Exercise objective: In the records below, work out how many lines hold the word "code". Report the number alone.

##############################

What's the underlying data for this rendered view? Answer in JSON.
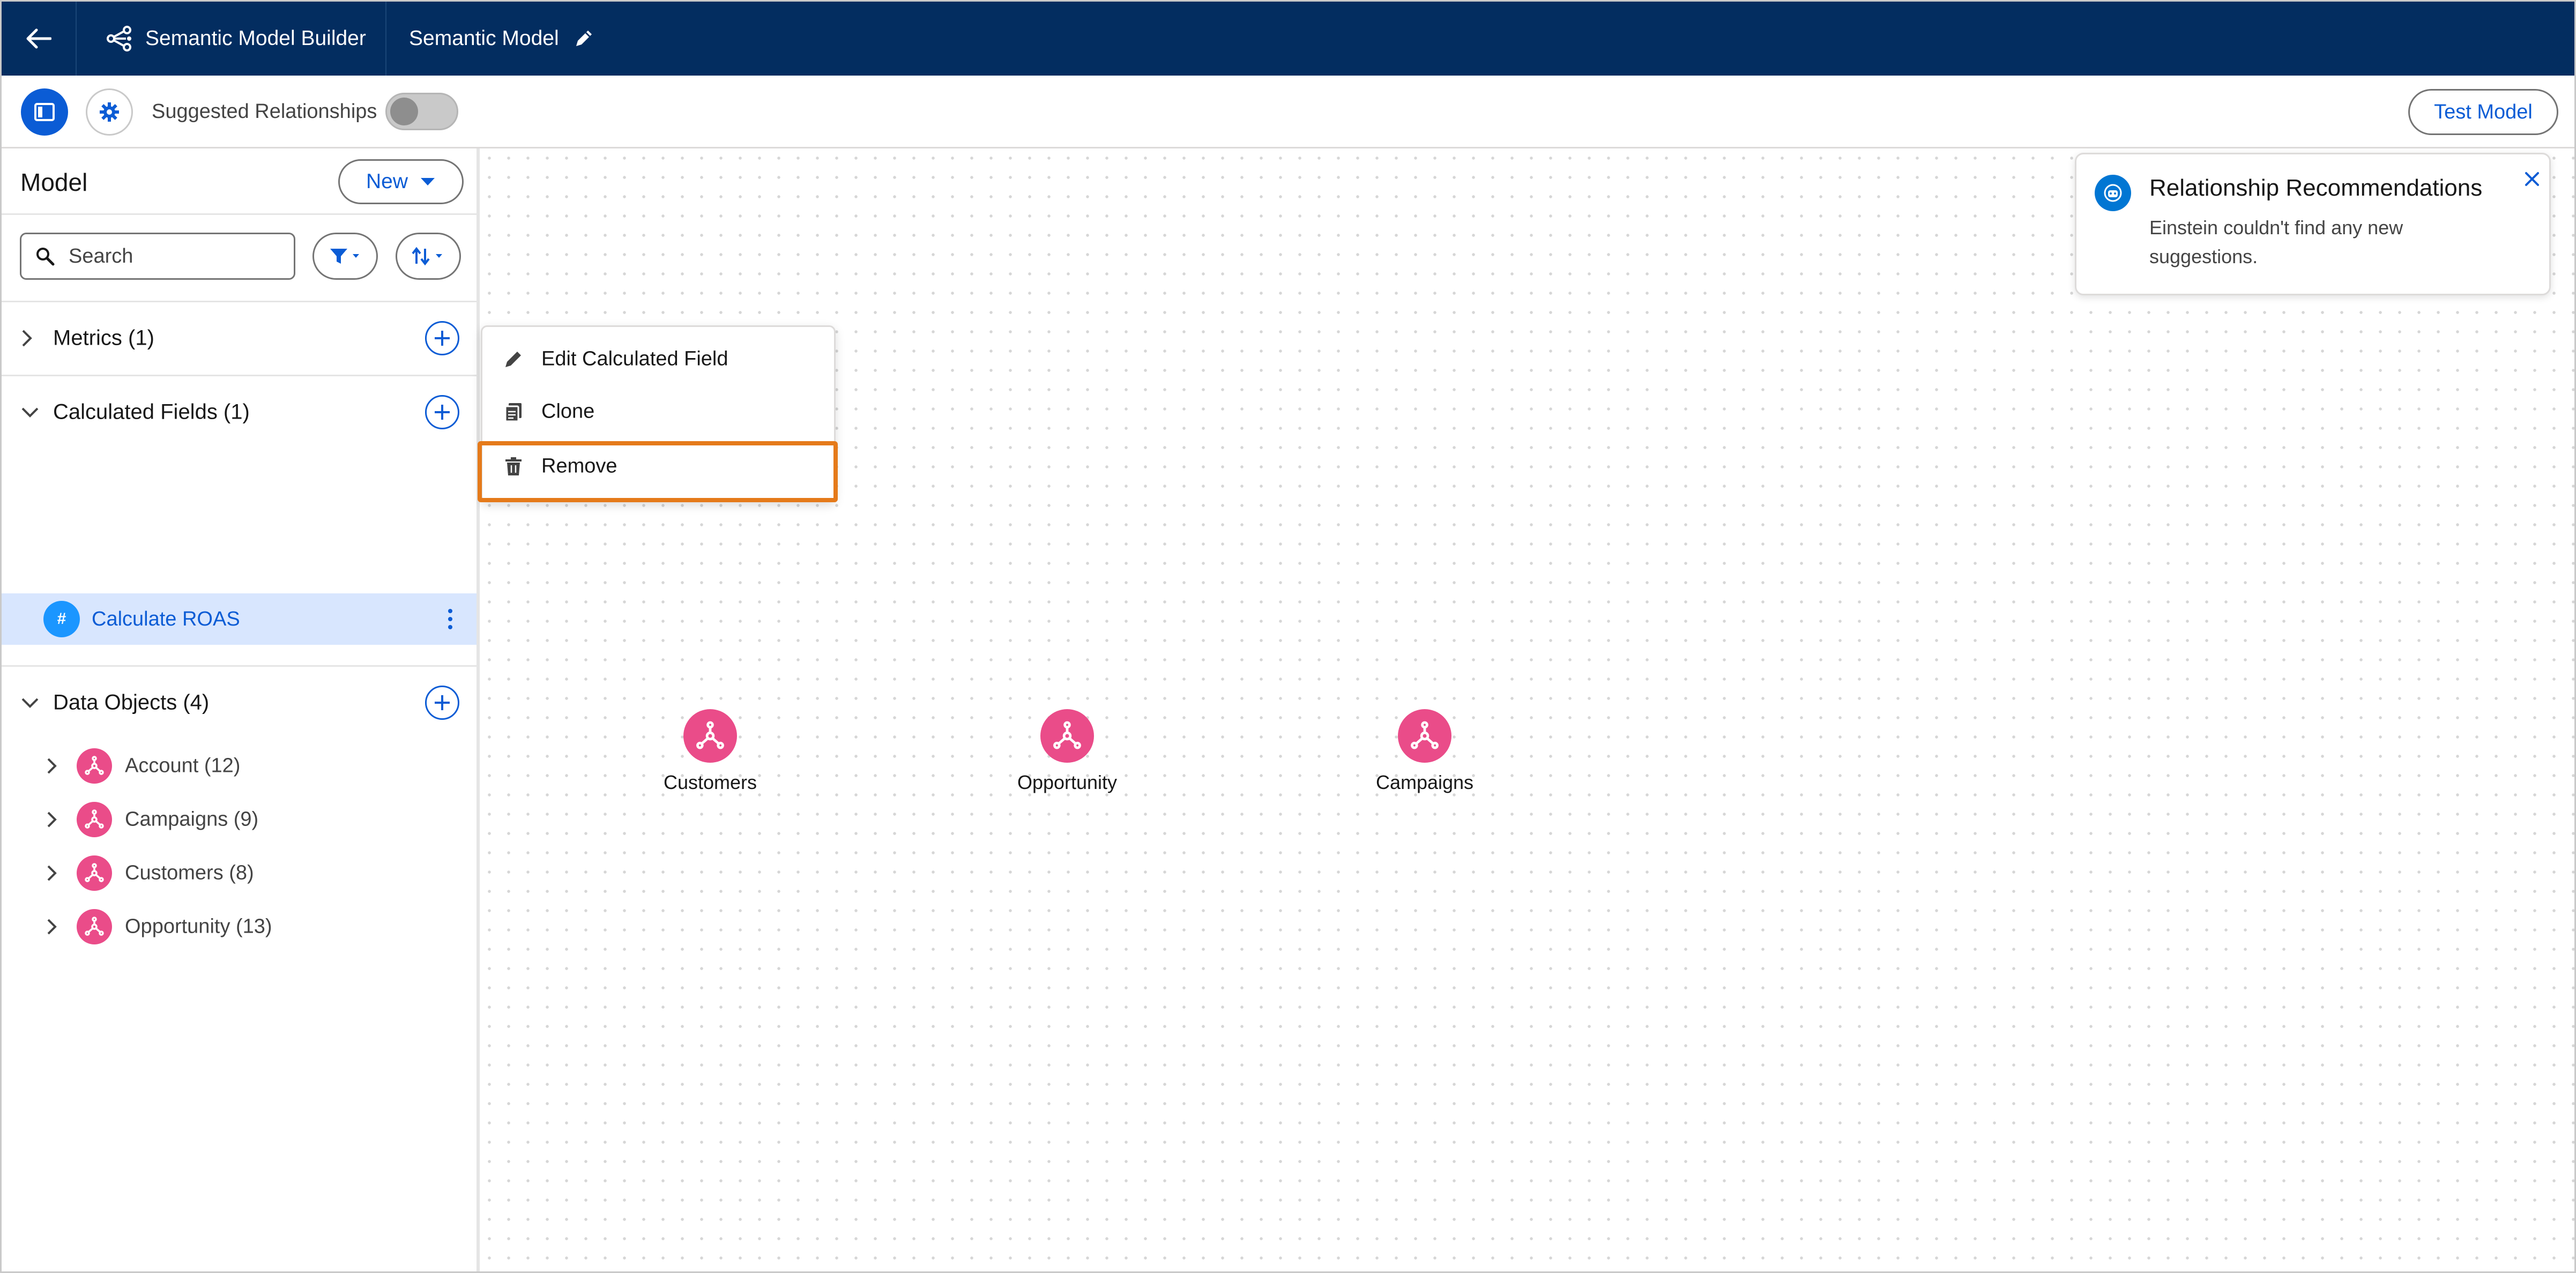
{
  "header": {
    "app_name": "Semantic Model Builder",
    "model_name": "Semantic Model"
  },
  "toolbar": {
    "suggested_relationships_label": "Suggested Relationships",
    "suggested_relationships_on": false,
    "test_model_label": "Test Model"
  },
  "sidebar": {
    "title": "Model",
    "new_label": "New",
    "search_placeholder": "Search",
    "sections": [
      {
        "label": "Metrics (1)",
        "expanded": false
      },
      {
        "label": "Calculated Fields (1)",
        "expanded": true
      },
      {
        "label": "Data Objects (4)",
        "expanded": true
      }
    ],
    "calculated_fields": [
      {
        "label": "Calculate ROAS",
        "icon": "#"
      }
    ],
    "data_objects": [
      {
        "label": "Account (12)"
      },
      {
        "label": "Campaigns (9)"
      },
      {
        "label": "Customers (8)"
      },
      {
        "label": "Opportunity (13)"
      }
    ]
  },
  "context_menu": {
    "items": [
      {
        "label": "Edit Calculated Field",
        "icon": "pencil-icon"
      },
      {
        "label": "Clone",
        "icon": "clone-icon"
      },
      {
        "label": "Remove",
        "icon": "trash-icon",
        "highlighted": true
      }
    ]
  },
  "canvas": {
    "nodes": [
      {
        "label": "Customers"
      },
      {
        "label": "Opportunity"
      },
      {
        "label": "Campaigns"
      }
    ]
  },
  "recommendations": {
    "title": "Relationship Recommendations",
    "body": "Einstein couldn't find any new suggestions."
  },
  "colors": {
    "nav_bg": "#032d60",
    "brand_blue": "#0b5cd5",
    "object_pink": "#ea4c89",
    "highlight_orange": "#e57a1a",
    "selected_row": "#d8e6fe"
  }
}
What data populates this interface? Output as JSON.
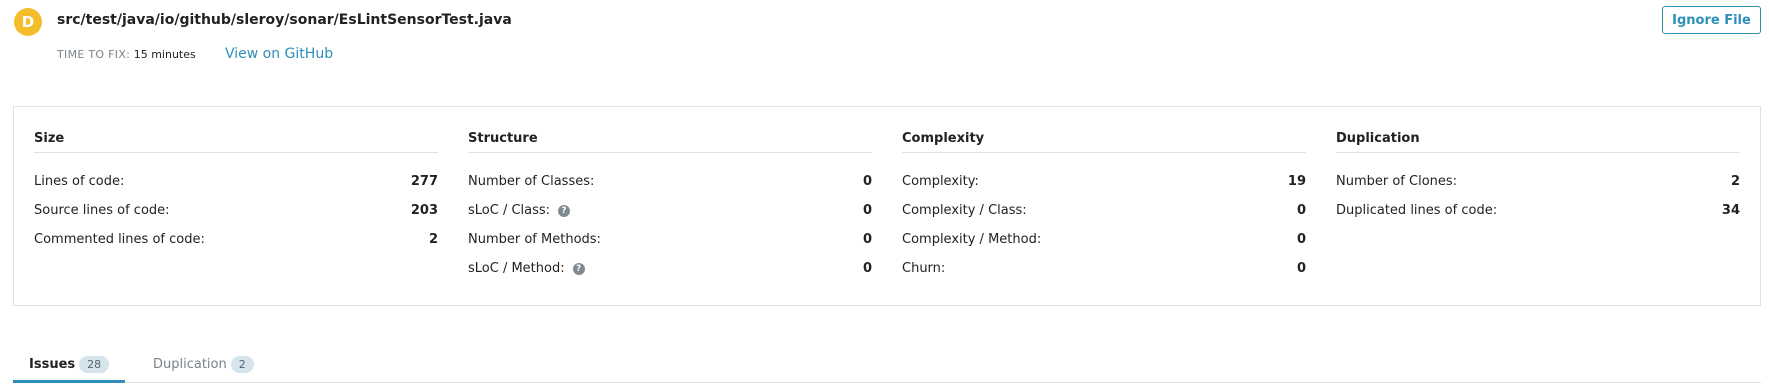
{
  "header": {
    "grade": "D",
    "file_path": "src/test/java/io/github/sleroy/sonar/EsLintSensorTest.java",
    "time_to_fix_label": "TIME TO FIX:",
    "time_to_fix_value": "15 minutes",
    "github_link": "View on GitHub",
    "ignore_button": "Ignore File",
    "grade_color": "#f4bd2b",
    "accent_color": "#2e8fb8"
  },
  "metrics": {
    "size": {
      "title": "Size",
      "rows": [
        {
          "label": "Lines of code:",
          "value": "277"
        },
        {
          "label": "Source lines of code:",
          "value": "203"
        },
        {
          "label": "Commented lines of code:",
          "value": "2"
        }
      ]
    },
    "structure": {
      "title": "Structure",
      "rows": [
        {
          "label": "Number of Classes:",
          "value": "0"
        },
        {
          "label": "sLoC / Class:",
          "value": "0"
        },
        {
          "label": "Number of Methods:",
          "value": "0"
        },
        {
          "label": "sLoC / Method:",
          "value": "0"
        }
      ]
    },
    "complexity": {
      "title": "Complexity",
      "rows": [
        {
          "label": "Complexity:",
          "value": "19"
        },
        {
          "label": "Complexity / Class:",
          "value": "0"
        },
        {
          "label": "Complexity / Method:",
          "value": "0"
        },
        {
          "label": "Churn:",
          "value": "0"
        }
      ]
    },
    "duplication": {
      "title": "Duplication",
      "rows": [
        {
          "label": "Number of Clones:",
          "value": "2"
        },
        {
          "label": "Duplicated lines of code:",
          "value": "34"
        }
      ]
    }
  },
  "tabs": [
    {
      "label": "Issues",
      "count": "28"
    },
    {
      "label": "Duplication",
      "count": "2"
    }
  ]
}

##############################

Expected answer: 4